◆ **Text block**
Ionrock Dot Org

by Eric Larson

My Weblog

Mercurial Feeds

I started using Mercurial for projects and I am really excited about it. One feature that I think is rather addicting is the RSS feed for commits. This simply rocks! I find that my commit messages keep something of a log of the project. I place TODO items and questions I might have on my decisions and generally give an overview of what I worked on. It really feels like a blog.

I am sure there are some downsides to doing this. I suppose in a huge project if tons of contributors were double dipping by using a mercurial repository as a blog things could get sketchy. At this point though, it really make communication as to what is going on in a project much simpler and easy to manage.

The next step is to hack together an Atom feed instead of using RSS…

Posted Thu Aug 30 06:58:51 2007 by Eric Larson

Writing XML in Code

I have been working with Sylvain recently on Amplee and it has been interesting to see how each of us use Amara. I have always tried to use it like an object as much as possible. What you end up seeing is things like this:

if hasattr(doc.entry, 'title'):
    title = str(doc.entry.title)

Amplee takes a slightly different approach that doesn’t feel as obvious, but is a little safer. I actually like this approach because it feels closer to using a Python dictionary rather than an object.

title = doc.entry.xml_child_elements.get('title')


This is one line, safer for when you don’t actually have the element and doesn’t use the ugly hasattr function. Chalk one up for Sylvain!

Another difference I have noticed is when we write a XML document with Amara. These differences have no actual impact on the code, but I think it is interesting nonetheless.

col.xml_append(doc.xml_create_element(qname(u"title", ATOM10_PREFIX),
                                                       ns=ATOM10_NS, attributes={u'type': u'text'},
                                                       content=collection.title))


The qname function is different to me and the lines are a bit long for my test.

I would do something like this:

col.xml_append(
    doc.xml_create_element(
        u'title', ATOM10_PREFIX,
        attributes={ u'type': u'text'},
        content=collection.title
    )
)


I am not sure this is clearer, but it does present a recognizable pattern over code. In the places I add elements you can see the pattern, which is somewhat helpful. The downside is I think it kind of looks like a C based language, which isn’t as cool ;)

◆ **Set exercise 1**
In the records, present the section that opens with the line containing "List UI elements" and closes with the line containing "timezone-sublabel: Please first" as a numbered list, with both end lines included and blank lines omitted.

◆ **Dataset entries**
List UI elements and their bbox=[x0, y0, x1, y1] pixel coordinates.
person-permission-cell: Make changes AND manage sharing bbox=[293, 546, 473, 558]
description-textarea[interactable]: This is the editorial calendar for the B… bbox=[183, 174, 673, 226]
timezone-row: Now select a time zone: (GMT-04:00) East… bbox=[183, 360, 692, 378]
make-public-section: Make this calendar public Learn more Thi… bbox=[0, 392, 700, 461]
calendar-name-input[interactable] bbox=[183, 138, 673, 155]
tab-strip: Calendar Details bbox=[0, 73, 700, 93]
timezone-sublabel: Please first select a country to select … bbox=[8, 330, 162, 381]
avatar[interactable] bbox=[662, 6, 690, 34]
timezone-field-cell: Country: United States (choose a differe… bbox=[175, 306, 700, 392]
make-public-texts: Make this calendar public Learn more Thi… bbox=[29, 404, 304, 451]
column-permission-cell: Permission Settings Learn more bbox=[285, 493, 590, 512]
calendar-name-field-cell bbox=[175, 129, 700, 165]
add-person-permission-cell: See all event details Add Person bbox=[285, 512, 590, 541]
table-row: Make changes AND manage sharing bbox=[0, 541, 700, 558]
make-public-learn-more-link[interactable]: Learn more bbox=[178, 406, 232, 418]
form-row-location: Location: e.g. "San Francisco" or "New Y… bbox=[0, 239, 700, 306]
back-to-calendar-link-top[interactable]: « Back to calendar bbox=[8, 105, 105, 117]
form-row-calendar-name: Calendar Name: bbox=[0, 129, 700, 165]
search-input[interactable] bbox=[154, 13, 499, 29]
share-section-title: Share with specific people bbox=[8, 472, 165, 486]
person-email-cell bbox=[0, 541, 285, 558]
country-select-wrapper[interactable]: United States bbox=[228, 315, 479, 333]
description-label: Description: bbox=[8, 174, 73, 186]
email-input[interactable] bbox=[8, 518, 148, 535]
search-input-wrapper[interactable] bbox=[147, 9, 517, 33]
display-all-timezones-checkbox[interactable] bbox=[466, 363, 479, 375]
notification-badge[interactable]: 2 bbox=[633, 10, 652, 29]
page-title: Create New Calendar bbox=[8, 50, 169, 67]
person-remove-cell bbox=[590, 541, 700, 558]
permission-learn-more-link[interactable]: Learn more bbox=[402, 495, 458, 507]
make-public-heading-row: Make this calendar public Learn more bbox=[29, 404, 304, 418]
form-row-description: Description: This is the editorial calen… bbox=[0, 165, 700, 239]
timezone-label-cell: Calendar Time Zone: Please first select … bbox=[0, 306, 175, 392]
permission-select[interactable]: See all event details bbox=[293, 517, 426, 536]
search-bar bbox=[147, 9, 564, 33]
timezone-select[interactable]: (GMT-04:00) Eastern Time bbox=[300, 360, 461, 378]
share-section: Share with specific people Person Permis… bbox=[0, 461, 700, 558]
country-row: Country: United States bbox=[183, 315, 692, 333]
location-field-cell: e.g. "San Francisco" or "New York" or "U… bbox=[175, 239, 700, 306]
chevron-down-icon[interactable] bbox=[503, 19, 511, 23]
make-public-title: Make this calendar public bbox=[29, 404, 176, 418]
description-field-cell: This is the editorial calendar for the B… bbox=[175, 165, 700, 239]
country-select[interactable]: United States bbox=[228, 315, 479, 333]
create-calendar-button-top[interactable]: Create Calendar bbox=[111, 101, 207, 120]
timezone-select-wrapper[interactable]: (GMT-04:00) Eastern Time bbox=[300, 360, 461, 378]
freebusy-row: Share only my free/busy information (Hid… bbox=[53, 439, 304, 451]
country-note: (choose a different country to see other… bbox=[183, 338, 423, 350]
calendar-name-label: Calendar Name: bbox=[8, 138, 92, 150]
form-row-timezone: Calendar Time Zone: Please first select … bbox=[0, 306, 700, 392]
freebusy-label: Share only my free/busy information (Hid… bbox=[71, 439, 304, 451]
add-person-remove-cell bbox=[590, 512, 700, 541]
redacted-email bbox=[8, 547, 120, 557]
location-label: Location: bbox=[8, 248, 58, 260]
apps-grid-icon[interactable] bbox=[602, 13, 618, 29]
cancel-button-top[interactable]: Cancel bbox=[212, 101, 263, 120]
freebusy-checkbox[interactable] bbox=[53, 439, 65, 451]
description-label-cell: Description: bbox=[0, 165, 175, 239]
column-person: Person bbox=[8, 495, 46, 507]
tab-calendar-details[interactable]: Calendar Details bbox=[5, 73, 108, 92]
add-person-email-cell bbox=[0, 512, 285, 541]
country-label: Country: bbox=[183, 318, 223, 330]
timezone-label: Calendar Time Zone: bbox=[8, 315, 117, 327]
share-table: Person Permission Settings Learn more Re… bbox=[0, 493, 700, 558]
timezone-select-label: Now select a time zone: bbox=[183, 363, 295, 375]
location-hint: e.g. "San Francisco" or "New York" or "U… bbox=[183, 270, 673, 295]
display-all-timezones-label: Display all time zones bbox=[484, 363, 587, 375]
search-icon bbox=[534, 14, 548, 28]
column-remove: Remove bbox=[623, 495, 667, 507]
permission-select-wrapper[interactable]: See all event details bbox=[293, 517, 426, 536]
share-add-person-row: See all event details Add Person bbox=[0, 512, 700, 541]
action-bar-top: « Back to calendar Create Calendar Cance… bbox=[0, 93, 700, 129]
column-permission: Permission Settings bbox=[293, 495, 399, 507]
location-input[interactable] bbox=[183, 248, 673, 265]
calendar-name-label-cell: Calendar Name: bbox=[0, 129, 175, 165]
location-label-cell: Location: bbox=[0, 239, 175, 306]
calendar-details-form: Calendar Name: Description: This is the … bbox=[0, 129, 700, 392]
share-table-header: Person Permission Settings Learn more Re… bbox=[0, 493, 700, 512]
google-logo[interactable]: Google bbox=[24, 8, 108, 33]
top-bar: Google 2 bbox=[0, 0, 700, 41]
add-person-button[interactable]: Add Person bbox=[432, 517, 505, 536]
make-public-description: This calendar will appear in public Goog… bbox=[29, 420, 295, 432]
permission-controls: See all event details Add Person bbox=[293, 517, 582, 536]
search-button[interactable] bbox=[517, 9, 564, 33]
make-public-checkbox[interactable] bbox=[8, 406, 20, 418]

* * *

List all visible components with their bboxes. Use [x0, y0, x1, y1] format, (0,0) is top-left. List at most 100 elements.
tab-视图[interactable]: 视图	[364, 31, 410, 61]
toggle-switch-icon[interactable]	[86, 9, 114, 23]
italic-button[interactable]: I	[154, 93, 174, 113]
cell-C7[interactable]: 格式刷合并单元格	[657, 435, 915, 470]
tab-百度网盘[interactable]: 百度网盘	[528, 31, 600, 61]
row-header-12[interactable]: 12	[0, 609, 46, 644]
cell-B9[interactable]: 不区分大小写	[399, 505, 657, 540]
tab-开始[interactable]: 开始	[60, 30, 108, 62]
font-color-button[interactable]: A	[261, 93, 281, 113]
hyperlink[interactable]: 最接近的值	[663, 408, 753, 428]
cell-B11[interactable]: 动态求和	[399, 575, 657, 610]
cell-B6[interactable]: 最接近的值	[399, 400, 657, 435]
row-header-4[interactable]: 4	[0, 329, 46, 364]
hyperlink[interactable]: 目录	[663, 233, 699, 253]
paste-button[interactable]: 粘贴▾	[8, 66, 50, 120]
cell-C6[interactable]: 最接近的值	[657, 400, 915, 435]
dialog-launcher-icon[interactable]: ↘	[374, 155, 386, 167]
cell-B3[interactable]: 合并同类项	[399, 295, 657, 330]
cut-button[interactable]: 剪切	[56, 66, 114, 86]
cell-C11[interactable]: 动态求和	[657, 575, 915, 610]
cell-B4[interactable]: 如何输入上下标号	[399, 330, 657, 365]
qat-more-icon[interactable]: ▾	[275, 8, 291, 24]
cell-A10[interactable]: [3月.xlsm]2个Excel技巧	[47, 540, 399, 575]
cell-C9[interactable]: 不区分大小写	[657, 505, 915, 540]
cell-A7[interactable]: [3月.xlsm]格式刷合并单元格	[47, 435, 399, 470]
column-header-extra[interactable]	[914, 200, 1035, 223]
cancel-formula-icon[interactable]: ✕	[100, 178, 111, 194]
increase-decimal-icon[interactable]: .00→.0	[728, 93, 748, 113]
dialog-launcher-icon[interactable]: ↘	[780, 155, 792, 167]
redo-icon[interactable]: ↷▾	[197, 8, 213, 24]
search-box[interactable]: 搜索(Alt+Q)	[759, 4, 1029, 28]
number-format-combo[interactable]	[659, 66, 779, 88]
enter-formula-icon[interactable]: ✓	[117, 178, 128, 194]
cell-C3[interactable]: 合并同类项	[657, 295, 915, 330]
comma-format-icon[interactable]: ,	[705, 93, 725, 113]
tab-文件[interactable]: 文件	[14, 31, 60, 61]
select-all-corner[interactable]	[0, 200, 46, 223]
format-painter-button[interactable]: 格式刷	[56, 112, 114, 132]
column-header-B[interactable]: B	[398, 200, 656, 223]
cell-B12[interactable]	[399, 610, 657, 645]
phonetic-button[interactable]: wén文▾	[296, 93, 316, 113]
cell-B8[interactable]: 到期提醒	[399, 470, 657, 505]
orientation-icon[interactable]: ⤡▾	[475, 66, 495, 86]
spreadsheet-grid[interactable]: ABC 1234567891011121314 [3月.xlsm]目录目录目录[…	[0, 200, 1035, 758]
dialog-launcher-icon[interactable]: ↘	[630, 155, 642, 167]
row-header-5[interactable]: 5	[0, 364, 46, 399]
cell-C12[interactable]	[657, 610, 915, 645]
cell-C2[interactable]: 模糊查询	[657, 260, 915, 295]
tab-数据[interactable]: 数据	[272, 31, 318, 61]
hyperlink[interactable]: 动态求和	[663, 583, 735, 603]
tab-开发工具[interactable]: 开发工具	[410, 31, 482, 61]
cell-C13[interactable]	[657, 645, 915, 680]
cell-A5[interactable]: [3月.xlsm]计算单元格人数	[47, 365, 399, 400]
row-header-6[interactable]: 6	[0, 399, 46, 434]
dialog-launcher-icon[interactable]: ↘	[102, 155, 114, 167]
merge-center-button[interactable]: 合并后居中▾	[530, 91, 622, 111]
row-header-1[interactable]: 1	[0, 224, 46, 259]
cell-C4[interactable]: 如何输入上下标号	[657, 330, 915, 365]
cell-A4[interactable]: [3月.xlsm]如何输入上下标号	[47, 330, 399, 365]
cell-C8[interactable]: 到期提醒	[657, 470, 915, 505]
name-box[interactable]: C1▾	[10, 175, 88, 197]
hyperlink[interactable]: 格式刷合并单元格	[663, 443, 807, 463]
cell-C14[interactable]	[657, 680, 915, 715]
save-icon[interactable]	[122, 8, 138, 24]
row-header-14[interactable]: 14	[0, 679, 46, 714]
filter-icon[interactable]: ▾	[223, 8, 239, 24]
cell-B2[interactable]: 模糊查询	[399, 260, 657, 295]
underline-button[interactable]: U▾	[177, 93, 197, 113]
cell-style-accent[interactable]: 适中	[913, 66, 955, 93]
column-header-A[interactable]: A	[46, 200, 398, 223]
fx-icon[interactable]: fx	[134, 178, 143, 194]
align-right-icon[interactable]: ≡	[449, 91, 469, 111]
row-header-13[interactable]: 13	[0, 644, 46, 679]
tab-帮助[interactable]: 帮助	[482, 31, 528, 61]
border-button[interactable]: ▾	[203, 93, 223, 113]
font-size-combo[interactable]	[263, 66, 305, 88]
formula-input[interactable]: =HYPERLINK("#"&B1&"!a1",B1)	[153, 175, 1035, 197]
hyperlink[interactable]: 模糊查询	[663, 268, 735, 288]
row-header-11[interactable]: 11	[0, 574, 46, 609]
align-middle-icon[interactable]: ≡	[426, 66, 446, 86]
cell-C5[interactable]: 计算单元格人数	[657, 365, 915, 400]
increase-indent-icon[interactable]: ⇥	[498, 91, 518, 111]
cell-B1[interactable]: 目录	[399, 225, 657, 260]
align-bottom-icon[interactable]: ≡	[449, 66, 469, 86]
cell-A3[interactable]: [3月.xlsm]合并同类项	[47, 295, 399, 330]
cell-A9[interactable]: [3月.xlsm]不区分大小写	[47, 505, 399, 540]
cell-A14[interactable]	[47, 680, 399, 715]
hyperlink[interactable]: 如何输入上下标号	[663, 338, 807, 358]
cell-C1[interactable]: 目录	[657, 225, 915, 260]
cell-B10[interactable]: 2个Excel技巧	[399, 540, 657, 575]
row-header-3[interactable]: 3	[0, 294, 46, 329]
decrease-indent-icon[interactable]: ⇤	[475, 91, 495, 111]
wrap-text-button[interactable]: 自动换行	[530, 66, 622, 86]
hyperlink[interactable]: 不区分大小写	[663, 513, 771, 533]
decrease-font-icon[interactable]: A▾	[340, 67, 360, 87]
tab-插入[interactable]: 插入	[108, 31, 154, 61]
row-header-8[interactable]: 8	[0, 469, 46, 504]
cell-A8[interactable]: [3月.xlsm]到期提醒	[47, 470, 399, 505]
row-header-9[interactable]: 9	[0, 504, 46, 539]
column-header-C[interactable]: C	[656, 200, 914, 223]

* * *

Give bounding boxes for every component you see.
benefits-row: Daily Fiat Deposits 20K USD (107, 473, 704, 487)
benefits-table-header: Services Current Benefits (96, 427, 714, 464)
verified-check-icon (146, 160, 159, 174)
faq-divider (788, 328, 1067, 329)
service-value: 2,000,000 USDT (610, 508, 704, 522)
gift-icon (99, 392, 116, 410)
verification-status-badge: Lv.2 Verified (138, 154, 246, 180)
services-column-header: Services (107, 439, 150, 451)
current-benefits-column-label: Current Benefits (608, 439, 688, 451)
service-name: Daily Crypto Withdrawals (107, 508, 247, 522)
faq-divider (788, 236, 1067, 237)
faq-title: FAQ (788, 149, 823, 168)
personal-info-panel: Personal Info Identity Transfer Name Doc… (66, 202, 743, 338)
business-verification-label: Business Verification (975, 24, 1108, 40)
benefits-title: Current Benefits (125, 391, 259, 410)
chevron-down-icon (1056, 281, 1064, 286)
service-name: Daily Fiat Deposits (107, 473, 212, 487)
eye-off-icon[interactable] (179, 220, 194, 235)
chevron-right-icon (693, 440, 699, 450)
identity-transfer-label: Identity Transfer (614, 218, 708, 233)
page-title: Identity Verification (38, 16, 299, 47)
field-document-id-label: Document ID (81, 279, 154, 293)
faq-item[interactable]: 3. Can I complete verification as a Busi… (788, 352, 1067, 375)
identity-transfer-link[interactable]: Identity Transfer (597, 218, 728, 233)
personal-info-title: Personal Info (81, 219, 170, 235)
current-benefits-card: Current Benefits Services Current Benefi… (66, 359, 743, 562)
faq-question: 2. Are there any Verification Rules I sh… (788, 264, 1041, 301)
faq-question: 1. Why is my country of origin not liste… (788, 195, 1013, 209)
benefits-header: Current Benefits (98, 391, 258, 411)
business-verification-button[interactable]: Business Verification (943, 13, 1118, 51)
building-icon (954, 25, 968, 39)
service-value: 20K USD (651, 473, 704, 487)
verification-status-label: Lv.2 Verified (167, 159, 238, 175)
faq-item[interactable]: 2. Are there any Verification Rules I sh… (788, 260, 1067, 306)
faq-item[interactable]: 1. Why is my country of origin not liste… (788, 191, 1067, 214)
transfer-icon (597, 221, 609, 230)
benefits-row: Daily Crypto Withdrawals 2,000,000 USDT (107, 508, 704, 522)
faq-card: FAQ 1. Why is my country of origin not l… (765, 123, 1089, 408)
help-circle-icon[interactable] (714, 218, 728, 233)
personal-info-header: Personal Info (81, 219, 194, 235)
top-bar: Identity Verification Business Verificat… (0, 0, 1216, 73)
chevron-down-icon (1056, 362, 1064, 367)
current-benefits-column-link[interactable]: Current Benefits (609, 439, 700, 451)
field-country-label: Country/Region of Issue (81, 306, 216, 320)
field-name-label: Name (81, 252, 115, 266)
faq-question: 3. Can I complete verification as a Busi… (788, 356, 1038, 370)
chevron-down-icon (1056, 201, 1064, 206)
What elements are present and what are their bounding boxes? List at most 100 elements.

◆ **Set exercise 2**
Write the next part of the weblog text on Mercurial feeds and writing XML with Amara, beginning right after its final sentence.

◆ **Answer 1**
1. List UI elements and their bbox=[x0, y0, x1, y1] pixel coordinates.
2. person-permission-cell: Make changes AND manage sharing bbox=[293, 546, 473, 558]
3. description-textarea[interactable]: This is the editorial calendar for the B… bbox=[183, 174, 673, 226]
4. timezone-row: Now select a time zone: (GMT-04:00) East… bbox=[183, 360, 692, 378]
5. make-public-section: Make this calendar public Learn more Thi… bbox=[0, 392, 700, 461]
6. calendar-name-input[interactable] bbox=[183, 138, 673, 155]
7. tab-strip: Calendar Details bbox=[0, 73, 700, 93]
8. timezone-sublabel: Please first select a country to select … bbox=[8, 330, 162, 381]

◆ **Answer 2**
There are other differences as well. I think some of it stems from our backgrounds with different XML technologies. I never really wrapped my head around DOM in a way that I was effective with it. My path would usually lead to a object wrapper. Sylvain though has spent a good deal of time working with the DOM and understands how to use it more fluently. I also have been making a huge effort to keep lines under 80 columns, which is probably why some of my code tends to be longer vertically. It is always interesting to contrast your ideas and code with someone elses so this has been a fun exercise and good learning experience.

Posted Thu Aug 23 15:38:49 2007 by Eric Larson

ampleeblog - Added an index for the @link[rel='alternate']

Added an index for the @link[rel='alternate']

Started using a shelve as well since there seems to be some reloadissue with paste or something where if the process reloads, thelookups from the indexes fail and provides incorrect member_ids. Thisin turn makes creating a feed impossible since it tries to sort on aNone member.

Posted Tue Aug 21 00:55:26 2007 by Eric Larson

ampleeblog - Verified the index is working and added a permalink method to the

Verified the index is working and added a permalink method to themembers

In BC we made a method in the store to take a date and slug and getthe entry via a @link[rel=alternate]. This worked well and I am tryingto get a similar functionality with amplee.

Posted Sat Aug 18 22:03:25 2007 by Eric Larson

URLs Rule the World

So, Bill de hÓra has been blogging quite a bit on URLs and their design. What is interesting to me is that context of today’s entry, he reveals JSPs don’t have something like Routes. This is something of interest to me simply because I have written and used quite a few dispatchers over the past few months with the common theme being it is a simple problem to solve.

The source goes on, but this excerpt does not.